Given task:
Rewrite all of the records below, switching each "DEVICE" to "UNIT" and leaving everything else unchanged.

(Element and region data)
● ● ● ●

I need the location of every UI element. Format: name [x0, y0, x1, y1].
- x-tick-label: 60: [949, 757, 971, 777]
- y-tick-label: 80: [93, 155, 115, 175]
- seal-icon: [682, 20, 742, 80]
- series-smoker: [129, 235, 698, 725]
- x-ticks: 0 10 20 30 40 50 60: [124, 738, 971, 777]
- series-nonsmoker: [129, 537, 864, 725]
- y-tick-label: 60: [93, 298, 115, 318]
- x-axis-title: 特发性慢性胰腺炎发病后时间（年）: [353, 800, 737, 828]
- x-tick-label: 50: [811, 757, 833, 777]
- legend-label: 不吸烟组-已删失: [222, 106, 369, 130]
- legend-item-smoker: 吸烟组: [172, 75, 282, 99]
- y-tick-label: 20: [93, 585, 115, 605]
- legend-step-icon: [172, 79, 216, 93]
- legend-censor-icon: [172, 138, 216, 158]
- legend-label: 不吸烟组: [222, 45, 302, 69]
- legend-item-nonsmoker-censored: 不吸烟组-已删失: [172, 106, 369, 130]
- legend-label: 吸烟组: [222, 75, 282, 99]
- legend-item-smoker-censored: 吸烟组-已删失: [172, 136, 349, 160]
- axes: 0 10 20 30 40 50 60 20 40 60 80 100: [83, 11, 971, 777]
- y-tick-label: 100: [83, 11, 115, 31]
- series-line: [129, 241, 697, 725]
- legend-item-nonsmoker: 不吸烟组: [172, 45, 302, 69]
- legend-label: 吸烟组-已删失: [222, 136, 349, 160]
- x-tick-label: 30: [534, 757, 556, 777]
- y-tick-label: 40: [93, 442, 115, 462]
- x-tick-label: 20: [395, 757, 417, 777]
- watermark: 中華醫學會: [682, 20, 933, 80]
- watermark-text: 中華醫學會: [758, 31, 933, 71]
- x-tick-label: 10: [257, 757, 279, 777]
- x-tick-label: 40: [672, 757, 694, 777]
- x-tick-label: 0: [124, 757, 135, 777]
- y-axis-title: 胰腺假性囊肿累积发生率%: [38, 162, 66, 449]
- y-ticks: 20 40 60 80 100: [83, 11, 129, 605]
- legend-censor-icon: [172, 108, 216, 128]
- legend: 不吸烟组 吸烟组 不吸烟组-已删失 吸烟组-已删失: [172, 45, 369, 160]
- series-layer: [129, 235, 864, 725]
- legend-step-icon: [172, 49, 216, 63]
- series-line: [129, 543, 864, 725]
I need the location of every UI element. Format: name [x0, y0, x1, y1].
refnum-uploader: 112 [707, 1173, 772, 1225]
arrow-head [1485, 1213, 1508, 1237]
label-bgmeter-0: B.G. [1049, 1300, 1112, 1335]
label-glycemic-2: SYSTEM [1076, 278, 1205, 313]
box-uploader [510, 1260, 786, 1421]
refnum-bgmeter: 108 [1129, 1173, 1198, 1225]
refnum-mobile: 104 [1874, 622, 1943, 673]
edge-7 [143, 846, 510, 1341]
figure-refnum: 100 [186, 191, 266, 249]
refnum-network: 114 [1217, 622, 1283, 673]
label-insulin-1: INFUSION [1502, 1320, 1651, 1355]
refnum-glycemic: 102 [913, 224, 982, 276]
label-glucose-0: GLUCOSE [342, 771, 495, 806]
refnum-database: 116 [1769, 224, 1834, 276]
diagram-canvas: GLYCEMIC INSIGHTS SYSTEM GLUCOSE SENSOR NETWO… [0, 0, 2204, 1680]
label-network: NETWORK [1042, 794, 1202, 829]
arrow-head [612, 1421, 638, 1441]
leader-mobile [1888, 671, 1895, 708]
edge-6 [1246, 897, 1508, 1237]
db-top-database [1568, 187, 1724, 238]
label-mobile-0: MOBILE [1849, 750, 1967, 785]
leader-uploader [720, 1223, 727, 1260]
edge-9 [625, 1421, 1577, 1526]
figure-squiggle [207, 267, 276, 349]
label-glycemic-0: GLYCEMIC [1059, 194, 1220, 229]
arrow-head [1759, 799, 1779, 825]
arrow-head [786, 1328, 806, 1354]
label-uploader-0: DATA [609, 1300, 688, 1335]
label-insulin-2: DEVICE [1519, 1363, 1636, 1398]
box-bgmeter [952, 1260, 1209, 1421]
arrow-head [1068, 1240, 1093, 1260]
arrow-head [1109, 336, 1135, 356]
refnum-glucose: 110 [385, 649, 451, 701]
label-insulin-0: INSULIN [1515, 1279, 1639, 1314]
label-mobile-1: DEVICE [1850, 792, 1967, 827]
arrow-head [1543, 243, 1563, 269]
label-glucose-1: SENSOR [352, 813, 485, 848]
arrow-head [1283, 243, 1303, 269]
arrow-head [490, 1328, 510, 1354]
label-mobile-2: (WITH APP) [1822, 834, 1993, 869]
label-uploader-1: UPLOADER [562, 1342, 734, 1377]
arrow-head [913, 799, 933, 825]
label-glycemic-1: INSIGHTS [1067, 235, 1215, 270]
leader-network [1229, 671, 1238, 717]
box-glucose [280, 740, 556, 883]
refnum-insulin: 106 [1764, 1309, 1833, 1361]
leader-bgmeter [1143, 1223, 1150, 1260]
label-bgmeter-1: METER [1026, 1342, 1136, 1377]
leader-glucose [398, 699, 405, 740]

● ● ● ●

Finished exercise:
I need the location of every UI element. Format: name [x0, y0, x1, y1].
- x-tick-label: 60: [949, 757, 971, 777]
- y-tick-label: 80: [93, 155, 115, 175]
- seal-icon: [682, 20, 742, 80]
- series-smoker: [129, 235, 698, 725]
- x-ticks: 0 10 20 30 40 50 60: [124, 738, 971, 777]
- series-nonsmoker: [129, 537, 864, 725]
- y-tick-label: 60: [93, 298, 115, 318]
- x-axis-title: 特发性慢性胰腺炎发病后时间（年）: [353, 800, 737, 828]
- x-tick-label: 50: [811, 757, 833, 777]
- legend-label: 不吸烟组-已删失: [222, 106, 369, 130]
- legend-item-smoker: 吸烟组: [172, 75, 282, 99]
- y-tick-label: 20: [93, 585, 115, 605]
- legend-step-icon: [172, 79, 216, 93]
- legend-censor-icon: [172, 138, 216, 158]
- legend-label: 不吸烟组: [222, 45, 302, 69]
- legend-item-nonsmoker-censored: 不吸烟组-已删失: [172, 106, 369, 130]
- legend-label: 吸烟组: [222, 75, 282, 99]
- legend-item-smoker-censored: 吸烟组-已删失: [172, 136, 349, 160]
- axes: 0 10 20 30 40 50 60 20 40 60 80 100: [83, 11, 971, 777]
- y-tick-label: 100: [83, 11, 115, 31]
- series-line: [129, 241, 697, 725]
- legend-item-nonsmoker: 不吸烟组: [172, 45, 302, 69]
- legend-label: 吸烟组-已删失: [222, 136, 349, 160]
- x-tick-label: 30: [534, 757, 556, 777]
- y-tick-label: 40: [93, 442, 115, 462]
- x-tick-label: 20: [395, 757, 417, 777]
- watermark: 中華醫學會: [682, 20, 933, 80]
- watermark-text: 中華醫學會: [758, 31, 933, 71]
- x-tick-label: 10: [257, 757, 279, 777]
- x-tick-label: 40: [672, 757, 694, 777]
- x-tick-label: 0: [124, 757, 135, 777]
- y-axis-title: 胰腺假性囊肿累积发生率%: [38, 162, 66, 449]
- y-ticks: 20 40 60 80 100: [83, 11, 129, 605]
- legend-censor-icon: [172, 108, 216, 128]
- legend: 不吸烟组 吸烟组 不吸烟组-已删失 吸烟组-已删失: [172, 45, 369, 160]
- series-layer: [129, 235, 864, 725]
- legend-step-icon: [172, 49, 216, 63]
- series-line: [129, 543, 864, 725]
I need the location of every UI element. Format: name [x0, y0, x1, y1].
refnum-uploader: 112 [707, 1173, 772, 1225]
arrow-head [1485, 1213, 1508, 1237]
label-bgmeter-0: B.G. [1049, 1300, 1112, 1335]
label-glycemic-2: SYSTEM [1076, 278, 1205, 313]
box-uploader [510, 1260, 786, 1421]
refnum-bgmeter: 108 [1129, 1173, 1198, 1225]
refnum-mobile: 104 [1874, 622, 1943, 673]
edge-7 [143, 846, 510, 1341]
figure-refnum: 100 [186, 191, 266, 249]
refnum-network: 114 [1217, 622, 1283, 673]
label-insulin-1: INFUSION [1502, 1320, 1651, 1355]
refnum-glycemic: 102 [913, 224, 982, 276]
label-glucose-0: GLUCOSE [342, 771, 495, 806]
refnum-database: 116 [1769, 224, 1834, 276]
diagram-canvas: GLYCEMIC INSIGHTS SYSTEM GLUCOSE SENSOR NETWO… [0, 0, 2204, 1680]
label-network: NETWORK [1042, 794, 1202, 829]
arrow-head [612, 1421, 638, 1441]
leader-mobile [1888, 671, 1895, 708]
edge-6 [1246, 897, 1508, 1237]
db-top-database [1568, 187, 1724, 238]
label-mobile-0: MOBILE [1849, 750, 1967, 785]
leader-uploader [720, 1223, 727, 1260]
edge-9 [625, 1421, 1577, 1526]
figure-squiggle [207, 267, 276, 349]
label-glycemic-0: GLYCEMIC [1059, 194, 1220, 229]
arrow-head [1759, 799, 1779, 825]
arrow-head [786, 1328, 806, 1354]
label-uploader-0: DATA [609, 1300, 688, 1335]
label-insulin-2: UNIT [1519, 1363, 1636, 1398]
box-bgmeter [952, 1260, 1209, 1421]
arrow-head [1068, 1240, 1093, 1260]
arrow-head [1109, 336, 1135, 356]
refnum-glucose: 110 [385, 649, 451, 701]
label-insulin-0: INSULIN [1515, 1279, 1639, 1314]
label-mobile-1: UNIT [1850, 792, 1967, 827]
arrow-head [1543, 243, 1563, 269]
label-glucose-1: SENSOR [352, 813, 485, 848]
arrow-head [1283, 243, 1303, 269]
arrow-head [490, 1328, 510, 1354]
label-mobile-2: (WITH APP) [1822, 834, 1993, 869]
label-uploader-1: UPLOADER [562, 1342, 734, 1377]
arrow-head [913, 799, 933, 825]
label-glycemic-1: INSIGHTS [1067, 235, 1215, 270]
leader-network [1229, 671, 1238, 717]
box-glucose [280, 740, 556, 883]
refnum-insulin: 106 [1764, 1309, 1833, 1361]
leader-bgmeter [1143, 1223, 1150, 1260]
label-bgmeter-1: METER [1026, 1342, 1136, 1377]
leader-glucose [398, 699, 405, 740]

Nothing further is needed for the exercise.